DATA SUPPLIED
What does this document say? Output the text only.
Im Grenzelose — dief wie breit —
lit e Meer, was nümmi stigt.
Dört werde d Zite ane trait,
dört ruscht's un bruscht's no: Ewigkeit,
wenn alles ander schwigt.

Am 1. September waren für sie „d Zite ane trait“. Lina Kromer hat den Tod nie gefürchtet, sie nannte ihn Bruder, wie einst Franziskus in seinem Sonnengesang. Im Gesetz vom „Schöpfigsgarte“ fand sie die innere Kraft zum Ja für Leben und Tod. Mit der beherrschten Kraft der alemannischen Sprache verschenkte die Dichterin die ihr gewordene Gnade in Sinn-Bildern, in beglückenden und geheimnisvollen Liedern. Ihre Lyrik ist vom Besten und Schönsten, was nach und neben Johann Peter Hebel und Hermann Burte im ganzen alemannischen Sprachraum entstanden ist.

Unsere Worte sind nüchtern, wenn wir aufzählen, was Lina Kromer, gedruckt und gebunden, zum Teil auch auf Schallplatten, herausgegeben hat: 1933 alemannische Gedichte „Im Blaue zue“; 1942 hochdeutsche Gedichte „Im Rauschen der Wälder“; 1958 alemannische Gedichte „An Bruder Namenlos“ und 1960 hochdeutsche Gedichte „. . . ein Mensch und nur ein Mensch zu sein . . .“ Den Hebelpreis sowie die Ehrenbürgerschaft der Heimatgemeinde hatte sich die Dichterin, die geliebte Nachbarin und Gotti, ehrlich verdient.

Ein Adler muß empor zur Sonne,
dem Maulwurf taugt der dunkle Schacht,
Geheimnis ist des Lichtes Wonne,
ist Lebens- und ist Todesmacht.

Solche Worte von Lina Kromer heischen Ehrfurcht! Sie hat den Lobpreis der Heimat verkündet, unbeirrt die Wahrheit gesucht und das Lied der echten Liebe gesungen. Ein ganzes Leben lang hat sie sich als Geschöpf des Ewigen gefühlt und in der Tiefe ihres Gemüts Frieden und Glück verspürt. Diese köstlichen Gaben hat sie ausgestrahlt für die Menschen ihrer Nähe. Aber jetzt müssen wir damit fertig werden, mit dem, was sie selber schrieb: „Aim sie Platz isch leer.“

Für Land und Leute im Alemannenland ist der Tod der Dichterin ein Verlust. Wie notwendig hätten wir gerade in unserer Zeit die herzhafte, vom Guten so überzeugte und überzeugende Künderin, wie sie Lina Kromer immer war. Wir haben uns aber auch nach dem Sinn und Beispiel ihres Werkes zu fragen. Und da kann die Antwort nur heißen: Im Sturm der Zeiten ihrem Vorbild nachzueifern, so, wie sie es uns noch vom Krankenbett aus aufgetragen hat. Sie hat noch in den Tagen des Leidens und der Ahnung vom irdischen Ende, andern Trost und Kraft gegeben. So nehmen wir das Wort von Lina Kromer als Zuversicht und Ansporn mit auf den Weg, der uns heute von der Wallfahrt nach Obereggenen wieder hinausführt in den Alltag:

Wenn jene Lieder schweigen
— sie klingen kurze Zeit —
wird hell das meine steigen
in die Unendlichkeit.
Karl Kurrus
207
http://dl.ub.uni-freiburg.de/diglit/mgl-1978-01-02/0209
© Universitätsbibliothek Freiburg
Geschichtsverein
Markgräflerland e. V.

WRITTEN PROBLEM
Identify and copy the lines holding the word "Bruder".

EXERCISE RESPONSE
Am 1. September waren für sie „d Zite ane trait“. Lina Kromer hat den Tod nie gefürchtet, sie nannte ihn Bruder, wie einst Franziskus in seinem Sonnengesang. Im Gesetz vom „Schöpfigsgarte“ fand sie die innere Kraft zum Ja für Leben und Tod. Mit der beherrschten Kraft der alemannischen Sprache verschenkte die Dichterin die ihr gewordene Gnade in Sinn-Bildern, in beglückenden und geheimnisvollen Liedern. Ihre Lyrik ist vom Besten und Schönsten, was nach und neben Johann Peter Hebel und Hermann Burte im ganzen alemannischen Sprachraum entstanden ist.
Unsere Worte sind nüchtern, wenn wir aufzählen, was Lina Kromer, gedruckt und gebunden, zum Teil auch auf Schallplatten, herausgegeben hat: 1933 alemannische Gedichte „Im Blaue zue“; 1942 hochdeutsche Gedichte „Im Rauschen der Wälder“; 1958 alemannische Gedichte „An Bruder Namenlos“ und 1960 hochdeutsche Gedichte „. . . ein Mensch und nur ein Mensch zu sein . . .“ Den Hebelpreis sowie die Ehrenbürgerschaft der Heimatgemeinde hatte sich die Dichterin, die geliebte Nachbarin und Gotti, ehrlich verdient.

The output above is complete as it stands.